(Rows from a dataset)
*****

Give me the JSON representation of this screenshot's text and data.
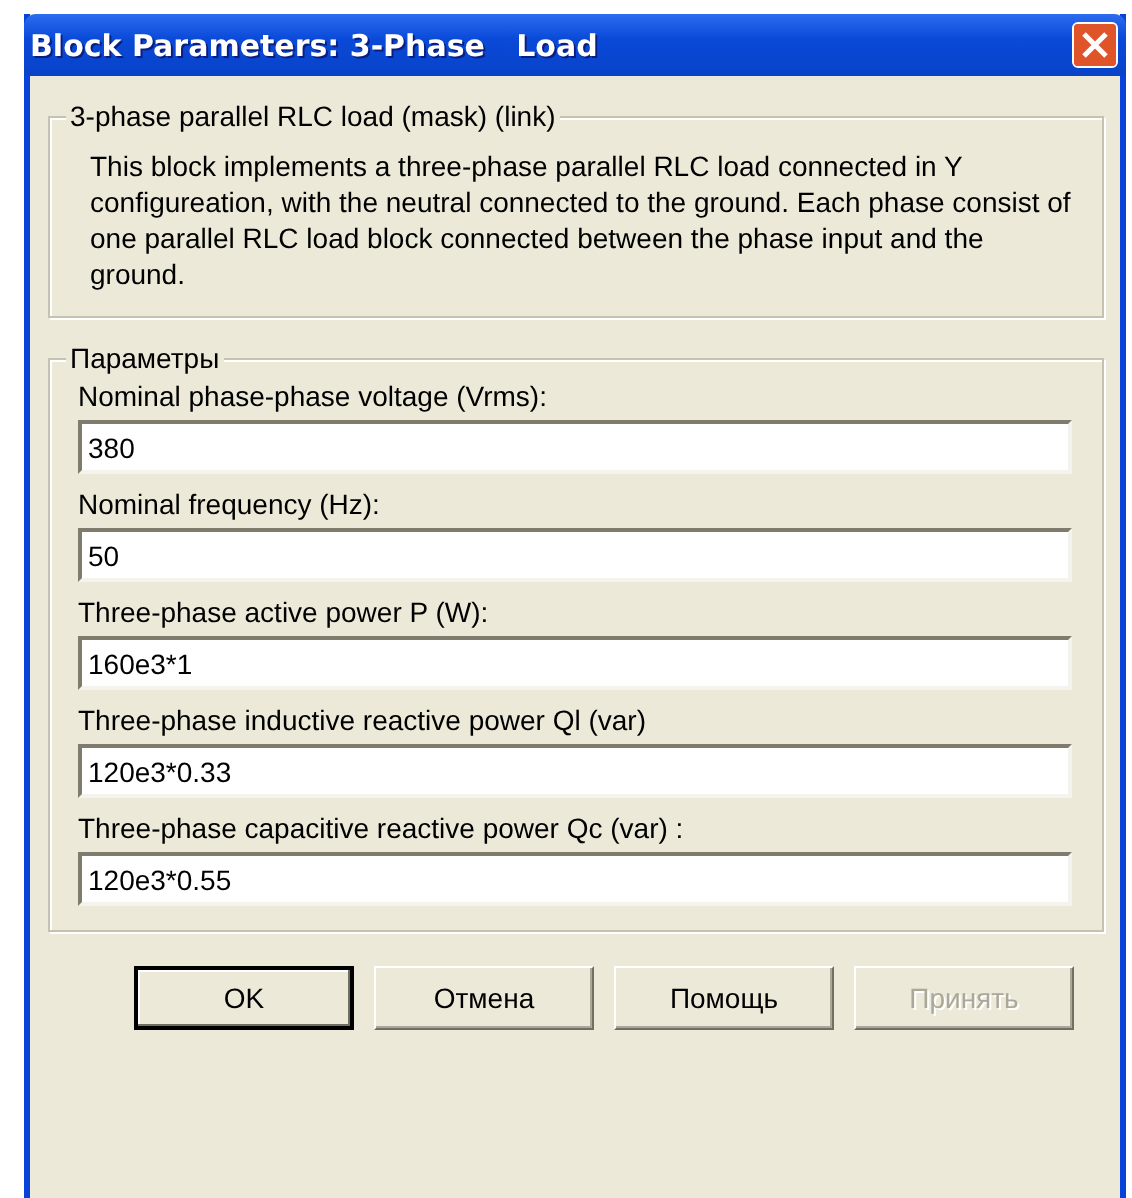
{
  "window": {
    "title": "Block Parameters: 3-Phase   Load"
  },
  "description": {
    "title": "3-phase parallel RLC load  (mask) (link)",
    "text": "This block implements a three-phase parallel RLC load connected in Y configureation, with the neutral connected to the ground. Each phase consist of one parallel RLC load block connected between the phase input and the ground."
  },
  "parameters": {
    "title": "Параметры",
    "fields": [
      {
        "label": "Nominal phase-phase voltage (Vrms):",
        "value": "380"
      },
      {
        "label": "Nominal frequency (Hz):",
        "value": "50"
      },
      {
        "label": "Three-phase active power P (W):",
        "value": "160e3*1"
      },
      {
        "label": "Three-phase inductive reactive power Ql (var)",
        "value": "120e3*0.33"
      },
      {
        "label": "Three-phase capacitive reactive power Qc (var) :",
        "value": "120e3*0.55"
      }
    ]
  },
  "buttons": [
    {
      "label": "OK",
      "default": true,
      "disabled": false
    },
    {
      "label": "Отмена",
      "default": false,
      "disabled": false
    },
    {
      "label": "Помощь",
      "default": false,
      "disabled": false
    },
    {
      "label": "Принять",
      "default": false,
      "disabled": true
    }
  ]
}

*****

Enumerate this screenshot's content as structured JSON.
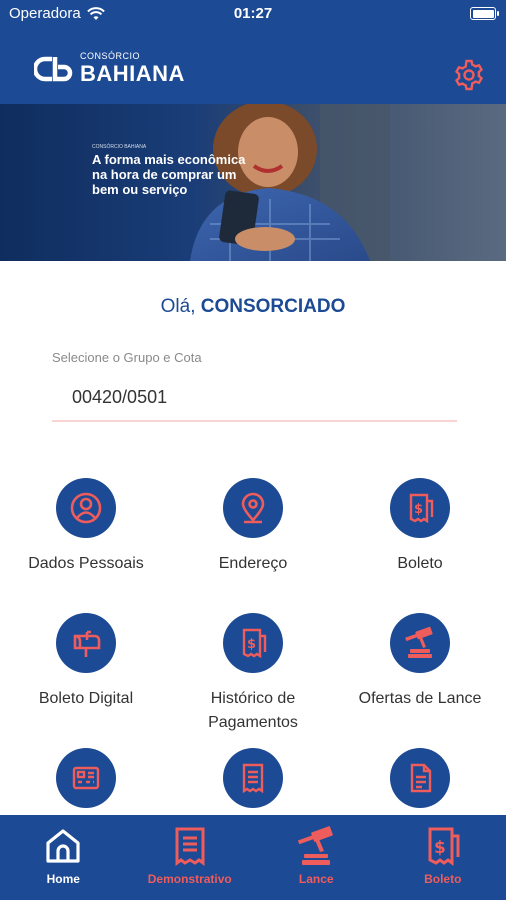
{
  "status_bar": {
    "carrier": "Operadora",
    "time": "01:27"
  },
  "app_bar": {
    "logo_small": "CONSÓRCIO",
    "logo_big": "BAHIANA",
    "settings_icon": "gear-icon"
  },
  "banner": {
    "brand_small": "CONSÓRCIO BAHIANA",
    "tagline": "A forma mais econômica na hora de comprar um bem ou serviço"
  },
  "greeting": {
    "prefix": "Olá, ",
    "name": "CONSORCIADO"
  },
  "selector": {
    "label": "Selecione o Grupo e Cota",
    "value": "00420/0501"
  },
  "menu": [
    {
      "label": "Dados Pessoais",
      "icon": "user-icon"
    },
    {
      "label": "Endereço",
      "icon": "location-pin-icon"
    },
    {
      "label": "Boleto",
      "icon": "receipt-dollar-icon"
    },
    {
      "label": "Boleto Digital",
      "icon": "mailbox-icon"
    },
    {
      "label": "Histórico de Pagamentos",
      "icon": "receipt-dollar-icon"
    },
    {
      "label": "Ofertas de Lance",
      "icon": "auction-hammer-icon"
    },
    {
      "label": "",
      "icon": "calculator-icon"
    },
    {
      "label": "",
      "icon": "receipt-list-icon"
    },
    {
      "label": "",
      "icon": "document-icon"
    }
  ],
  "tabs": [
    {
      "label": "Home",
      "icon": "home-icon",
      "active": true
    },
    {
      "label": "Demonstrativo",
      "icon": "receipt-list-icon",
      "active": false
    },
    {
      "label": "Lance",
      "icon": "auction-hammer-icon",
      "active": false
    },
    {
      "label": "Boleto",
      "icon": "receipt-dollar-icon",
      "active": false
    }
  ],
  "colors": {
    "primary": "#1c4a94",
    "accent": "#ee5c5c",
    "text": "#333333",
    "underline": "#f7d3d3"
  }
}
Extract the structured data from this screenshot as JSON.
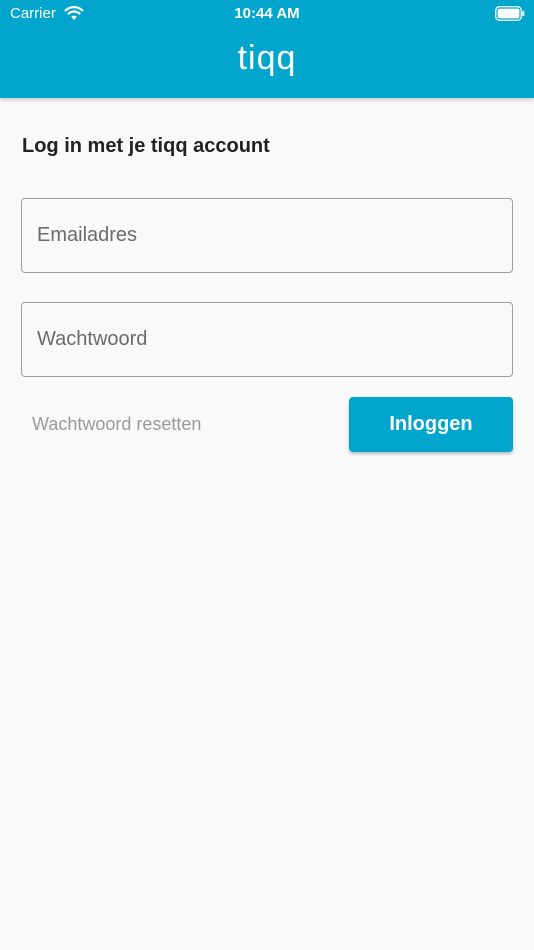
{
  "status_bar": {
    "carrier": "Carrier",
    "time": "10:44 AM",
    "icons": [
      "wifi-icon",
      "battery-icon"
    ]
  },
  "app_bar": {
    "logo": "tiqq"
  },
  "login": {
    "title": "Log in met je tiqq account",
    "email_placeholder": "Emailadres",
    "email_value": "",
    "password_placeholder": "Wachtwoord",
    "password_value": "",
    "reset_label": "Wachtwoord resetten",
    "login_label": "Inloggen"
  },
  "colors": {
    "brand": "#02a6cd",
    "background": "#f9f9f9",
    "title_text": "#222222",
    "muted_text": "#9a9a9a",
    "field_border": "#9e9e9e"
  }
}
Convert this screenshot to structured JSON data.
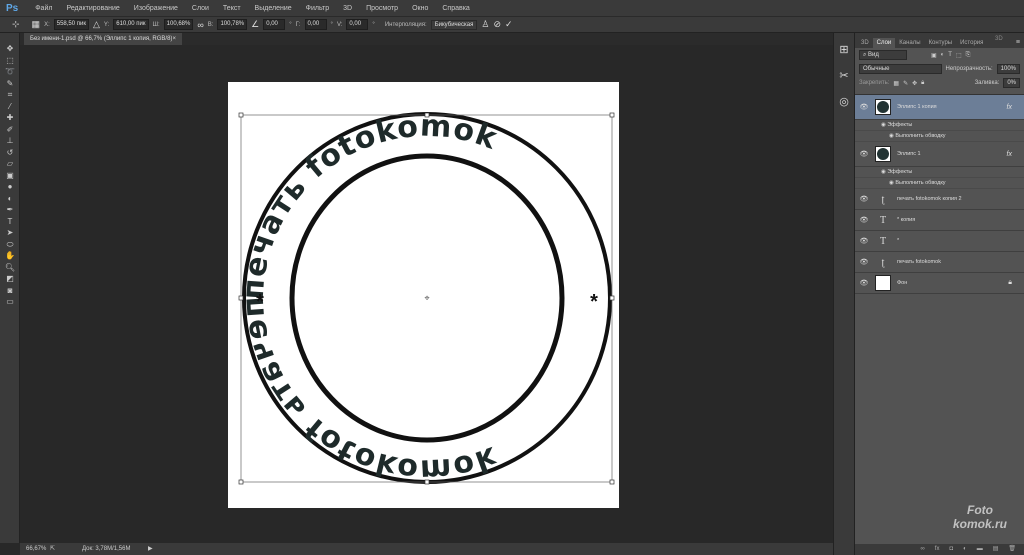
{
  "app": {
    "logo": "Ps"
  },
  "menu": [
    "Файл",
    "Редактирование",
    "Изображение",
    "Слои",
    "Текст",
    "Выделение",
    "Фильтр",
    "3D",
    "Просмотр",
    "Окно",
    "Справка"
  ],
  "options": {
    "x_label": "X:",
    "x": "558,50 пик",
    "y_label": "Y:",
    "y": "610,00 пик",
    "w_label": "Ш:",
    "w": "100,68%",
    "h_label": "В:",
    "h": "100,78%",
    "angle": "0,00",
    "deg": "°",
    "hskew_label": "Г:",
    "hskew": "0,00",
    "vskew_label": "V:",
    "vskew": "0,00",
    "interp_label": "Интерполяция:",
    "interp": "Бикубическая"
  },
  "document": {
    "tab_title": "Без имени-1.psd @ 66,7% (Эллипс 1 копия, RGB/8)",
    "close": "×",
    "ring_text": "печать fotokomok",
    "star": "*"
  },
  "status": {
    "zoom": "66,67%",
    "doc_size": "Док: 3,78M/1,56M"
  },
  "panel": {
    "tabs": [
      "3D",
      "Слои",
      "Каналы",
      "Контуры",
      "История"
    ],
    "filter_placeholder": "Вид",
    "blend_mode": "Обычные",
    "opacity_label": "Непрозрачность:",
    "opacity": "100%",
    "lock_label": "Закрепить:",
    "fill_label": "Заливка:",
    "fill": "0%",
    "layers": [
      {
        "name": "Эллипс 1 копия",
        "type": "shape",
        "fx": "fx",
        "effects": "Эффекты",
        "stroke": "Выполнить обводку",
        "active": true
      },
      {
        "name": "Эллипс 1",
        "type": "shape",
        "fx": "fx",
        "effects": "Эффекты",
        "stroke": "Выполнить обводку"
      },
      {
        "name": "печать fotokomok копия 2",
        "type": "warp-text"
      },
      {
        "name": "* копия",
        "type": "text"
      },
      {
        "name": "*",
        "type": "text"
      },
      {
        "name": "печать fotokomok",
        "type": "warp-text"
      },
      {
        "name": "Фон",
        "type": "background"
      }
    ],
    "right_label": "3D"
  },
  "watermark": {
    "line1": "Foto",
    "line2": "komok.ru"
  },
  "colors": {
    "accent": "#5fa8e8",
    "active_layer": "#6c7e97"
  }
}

*****

▶ WHAT YOU HAVE TO DO
Your task is to gather every line with the word "печать" and copy it.

▶ EXERCISE SOLUTION
    "ring_text": "печать fotokomok",
        "name": "печать fotokomok копия 2",
        "name": "печать fotokomok",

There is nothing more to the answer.